-- START OF DATA SUPPLIED --

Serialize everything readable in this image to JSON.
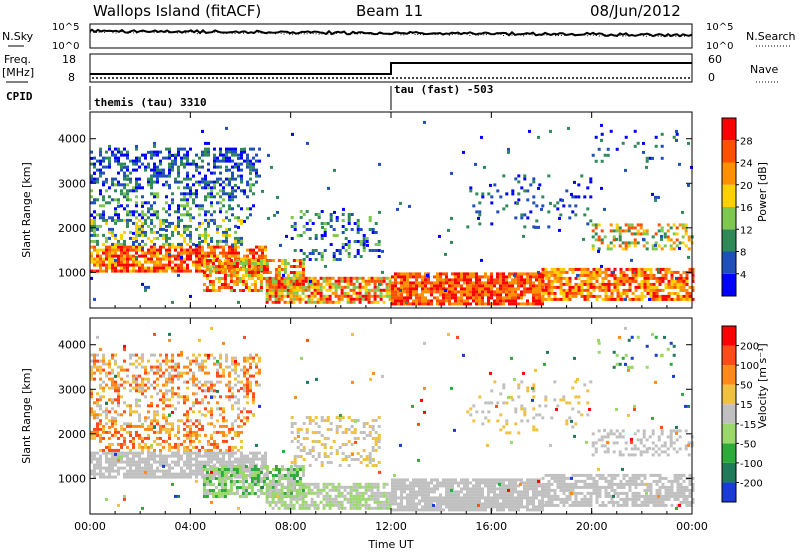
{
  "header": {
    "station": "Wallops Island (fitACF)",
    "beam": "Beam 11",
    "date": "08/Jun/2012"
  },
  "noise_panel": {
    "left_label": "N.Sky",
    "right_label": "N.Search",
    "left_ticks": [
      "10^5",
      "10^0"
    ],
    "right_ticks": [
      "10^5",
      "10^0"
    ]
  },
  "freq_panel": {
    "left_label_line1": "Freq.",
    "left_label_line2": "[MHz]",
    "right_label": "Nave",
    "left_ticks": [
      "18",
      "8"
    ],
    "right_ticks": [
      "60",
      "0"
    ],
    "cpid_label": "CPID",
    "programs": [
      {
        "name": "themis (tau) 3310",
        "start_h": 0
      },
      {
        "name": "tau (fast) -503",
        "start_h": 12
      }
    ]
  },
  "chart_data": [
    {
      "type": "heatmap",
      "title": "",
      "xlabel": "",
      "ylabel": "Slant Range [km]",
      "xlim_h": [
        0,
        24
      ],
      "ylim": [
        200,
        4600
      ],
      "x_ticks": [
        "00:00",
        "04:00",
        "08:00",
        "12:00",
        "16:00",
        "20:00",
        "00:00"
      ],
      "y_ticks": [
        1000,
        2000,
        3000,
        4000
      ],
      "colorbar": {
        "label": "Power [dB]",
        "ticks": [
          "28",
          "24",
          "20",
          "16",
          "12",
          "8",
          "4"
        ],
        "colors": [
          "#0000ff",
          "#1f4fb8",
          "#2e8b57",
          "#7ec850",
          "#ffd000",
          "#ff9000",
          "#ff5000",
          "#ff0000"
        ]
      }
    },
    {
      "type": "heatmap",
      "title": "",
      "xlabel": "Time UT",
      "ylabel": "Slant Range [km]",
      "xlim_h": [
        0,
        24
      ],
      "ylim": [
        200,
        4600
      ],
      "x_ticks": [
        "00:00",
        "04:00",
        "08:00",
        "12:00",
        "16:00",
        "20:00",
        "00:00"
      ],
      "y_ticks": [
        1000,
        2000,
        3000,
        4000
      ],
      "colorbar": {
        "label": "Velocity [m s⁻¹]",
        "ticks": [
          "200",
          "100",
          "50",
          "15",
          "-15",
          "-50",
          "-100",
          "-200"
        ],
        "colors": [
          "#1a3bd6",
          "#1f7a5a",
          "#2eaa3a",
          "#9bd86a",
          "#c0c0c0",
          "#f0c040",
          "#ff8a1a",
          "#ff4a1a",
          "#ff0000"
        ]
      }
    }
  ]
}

-- END OF DATA SUPPLIED --
-- START OF DATA SUPPLIED --

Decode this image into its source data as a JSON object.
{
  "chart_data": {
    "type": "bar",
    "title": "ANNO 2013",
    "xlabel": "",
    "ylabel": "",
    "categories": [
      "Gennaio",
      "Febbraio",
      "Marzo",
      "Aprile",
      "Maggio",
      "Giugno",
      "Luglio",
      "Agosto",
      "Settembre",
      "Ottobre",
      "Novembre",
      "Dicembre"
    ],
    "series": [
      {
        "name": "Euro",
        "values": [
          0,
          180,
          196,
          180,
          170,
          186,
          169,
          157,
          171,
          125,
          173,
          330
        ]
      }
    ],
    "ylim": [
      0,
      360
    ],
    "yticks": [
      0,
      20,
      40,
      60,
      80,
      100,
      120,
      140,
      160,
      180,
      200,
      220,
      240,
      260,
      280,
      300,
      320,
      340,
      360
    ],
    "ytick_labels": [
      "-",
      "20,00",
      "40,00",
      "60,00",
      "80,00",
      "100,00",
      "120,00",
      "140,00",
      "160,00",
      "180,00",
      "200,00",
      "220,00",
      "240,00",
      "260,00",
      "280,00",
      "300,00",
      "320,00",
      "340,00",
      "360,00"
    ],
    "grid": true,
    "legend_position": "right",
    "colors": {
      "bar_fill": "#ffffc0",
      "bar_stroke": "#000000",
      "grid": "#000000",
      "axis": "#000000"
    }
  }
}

-- END OF DATA SUPPLIED --

- [PROBLEM STATEMENT] Filter the listing above by the word "this"; copy each line that passes.

- [THE RESULT]
Serialize everything readable in this image to JSON.
Decode this image into its source data as a JSON object.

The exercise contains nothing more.